TASK DIRECTIONS: Rewrite all the rows below, swapping "screenshot" for "screen capture" and keeping everything else the same. Omit the pictures from your answer.

EXTRACTED DATA:
********
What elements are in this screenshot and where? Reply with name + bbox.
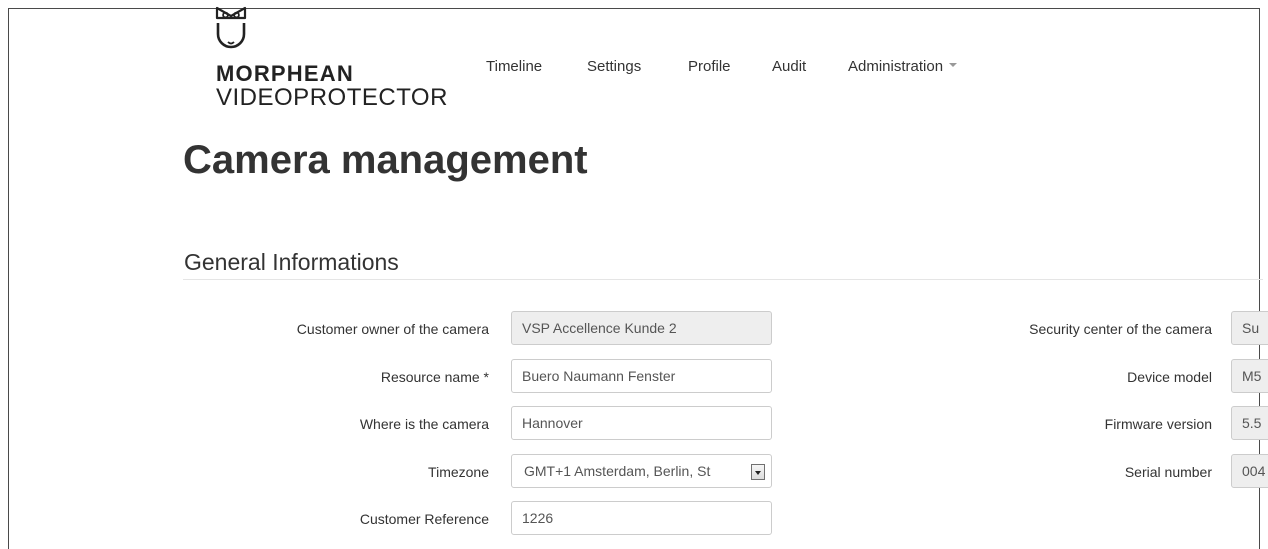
device-model-field: M5 bbox=[1231, 359, 1268, 393]
nav-administration[interactable]: Administration bbox=[848, 58, 958, 75]
timezone-select[interactable]: GMT+1 Amsterdam, Berlin, St bbox=[511, 454, 772, 488]
serial-number-label: Serial number bbox=[1124, 464, 1212, 480]
page-title: Camera management bbox=[183, 138, 588, 182]
customer-reference-field[interactable]: 1226 bbox=[511, 501, 772, 535]
resource-name-field[interactable]: Buero Naumann Fenster bbox=[511, 359, 772, 393]
section-title: General Informations bbox=[184, 249, 399, 275]
customer-owner-field: VSP Accellence Kunde 2 bbox=[511, 311, 772, 345]
chevron-down-icon bbox=[949, 63, 958, 68]
nav-administration-label: Administration bbox=[848, 58, 944, 75]
serial-number-field: 004 bbox=[1231, 454, 1268, 488]
firmware-version-field: 5.5 bbox=[1231, 406, 1268, 440]
nav-profile[interactable]: Profile bbox=[688, 58, 731, 75]
owl-icon bbox=[215, 6, 247, 49]
brand-logo[interactable]: MORPHEAN VIDEOPROTECTOR bbox=[207, 6, 467, 116]
security-center-label: Security center of the camera bbox=[1029, 321, 1212, 337]
nav-settings[interactable]: Settings bbox=[587, 58, 641, 75]
location-label: Where is the camera bbox=[359, 416, 489, 432]
timezone-selected-value: GMT+1 Amsterdam, Berlin, St bbox=[524, 463, 711, 479]
customer-owner-label: Customer owner of the camera bbox=[296, 321, 489, 337]
firmware-version-label: Firmware version bbox=[1104, 416, 1212, 432]
security-center-field: Su bbox=[1231, 311, 1268, 345]
section-divider bbox=[183, 279, 1263, 280]
nav-audit[interactable]: Audit bbox=[772, 58, 806, 75]
customer-reference-label: Customer Reference bbox=[359, 511, 489, 527]
dropdown-arrow-icon[interactable] bbox=[751, 464, 765, 480]
device-model-label: Device model bbox=[1127, 369, 1212, 385]
location-field[interactable]: Hannover bbox=[511, 406, 772, 440]
brand-name-line2: VIDEOPROTECTOR bbox=[216, 84, 448, 111]
nav-timeline[interactable]: Timeline bbox=[486, 58, 542, 75]
resource-name-label: Resource name * bbox=[380, 369, 489, 385]
timezone-label: Timezone bbox=[428, 464, 489, 480]
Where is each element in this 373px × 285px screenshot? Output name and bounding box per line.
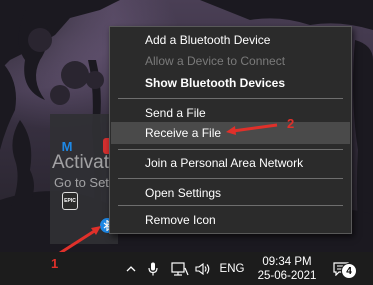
show-hidden-icons-chevron-icon[interactable]: [123, 252, 139, 285]
annotation-arrowhead-2: [226, 126, 236, 135]
annotation-arrow-2: [232, 123, 278, 133]
language-indicator[interactable]: ENG: [218, 252, 246, 285]
microphone-icon[interactable]: [145, 252, 161, 285]
annotation-number-2: 2: [287, 116, 295, 131]
annotation-arrow-1: [59, 228, 97, 252]
clock[interactable]: 09:34 PM 25-06-2021: [252, 255, 322, 283]
annotation-overlay: [59, 123, 278, 252]
volume-icon[interactable]: [193, 252, 213, 285]
clock-time: 09:34 PM: [262, 256, 312, 268]
desktop-background: M EPIC Activate Windows Go to Settings t…: [0, 0, 373, 252]
notification-count-badge: 4: [341, 263, 357, 279]
clock-date: 25-06-2021: [257, 270, 317, 282]
network-icon[interactable]: [170, 252, 190, 285]
annotation-number-1: 1: [51, 256, 59, 271]
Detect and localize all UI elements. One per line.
********
TASK OUTPUT:
What elements are in this screen capture and where? Reply with name + bbox.
device-model-field: M5 bbox=[1231, 359, 1268, 393]
nav-administration[interactable]: Administration bbox=[848, 58, 958, 75]
timezone-select[interactable]: GMT+1 Amsterdam, Berlin, St bbox=[511, 454, 772, 488]
serial-number-label: Serial number bbox=[1124, 464, 1212, 480]
page-title: Camera management bbox=[183, 138, 588, 182]
customer-reference-field[interactable]: 1226 bbox=[511, 501, 772, 535]
resource-name-field[interactable]: Buero Naumann Fenster bbox=[511, 359, 772, 393]
section-title: General Informations bbox=[184, 249, 399, 275]
customer-owner-field: VSP Accellence Kunde 2 bbox=[511, 311, 772, 345]
chevron-down-icon bbox=[949, 63, 958, 68]
nav-administration-label: Administration bbox=[848, 58, 944, 75]
serial-number-field: 004 bbox=[1231, 454, 1268, 488]
firmware-version-field: 5.5 bbox=[1231, 406, 1268, 440]
nav-profile[interactable]: Profile bbox=[688, 58, 731, 75]
owl-icon bbox=[215, 6, 247, 49]
brand-logo[interactable]: MORPHEAN VIDEOPROTECTOR bbox=[207, 6, 467, 116]
security-center-label: Security center of the camera bbox=[1029, 321, 1212, 337]
nav-settings[interactable]: Settings bbox=[587, 58, 641, 75]
location-label: Where is the camera bbox=[359, 416, 489, 432]
timezone-selected-value: GMT+1 Amsterdam, Berlin, St bbox=[524, 463, 711, 479]
customer-owner-label: Customer owner of the camera bbox=[296, 321, 489, 337]
firmware-version-label: Firmware version bbox=[1104, 416, 1212, 432]
security-center-field: Su bbox=[1231, 311, 1268, 345]
section-divider bbox=[183, 279, 1263, 280]
nav-audit[interactable]: Audit bbox=[772, 58, 806, 75]
customer-reference-label: Customer Reference bbox=[359, 511, 489, 527]
dropdown-arrow-icon[interactable] bbox=[751, 464, 765, 480]
device-model-label: Device model bbox=[1127, 369, 1212, 385]
location-field[interactable]: Hannover bbox=[511, 406, 772, 440]
brand-name-line2: VIDEOPROTECTOR bbox=[216, 84, 448, 111]
nav-timeline[interactable]: Timeline bbox=[486, 58, 542, 75]
resource-name-label: Resource name * bbox=[380, 369, 489, 385]
timezone-label: Timezone bbox=[428, 464, 489, 480]
Where is each element in this 373px × 285px screen capture? Output name and bounding box per line.
show-hidden-icons-chevron-icon[interactable]: [123, 252, 139, 285]
annotation-arrowhead-2: [226, 126, 236, 135]
annotation-arrow-2: [232, 123, 278, 133]
language-indicator[interactable]: ENG: [218, 252, 246, 285]
microphone-icon[interactable]: [145, 252, 161, 285]
annotation-number-2: 2: [287, 116, 295, 131]
annotation-arrow-1: [59, 228, 97, 252]
clock[interactable]: 09:34 PM 25-06-2021: [252, 255, 322, 283]
annotation-overlay: [59, 123, 278, 252]
volume-icon[interactable]: [193, 252, 213, 285]
clock-time: 09:34 PM: [262, 256, 312, 268]
desktop-background: M EPIC Activate Windows Go to Settings t…: [0, 0, 373, 252]
notification-count-badge: 4: [341, 263, 357, 279]
clock-date: 25-06-2021: [257, 270, 317, 282]
network-icon[interactable]: [170, 252, 190, 285]
annotation-number-1: 1: [51, 256, 59, 271]
Detect and localize all UI elements. One per line.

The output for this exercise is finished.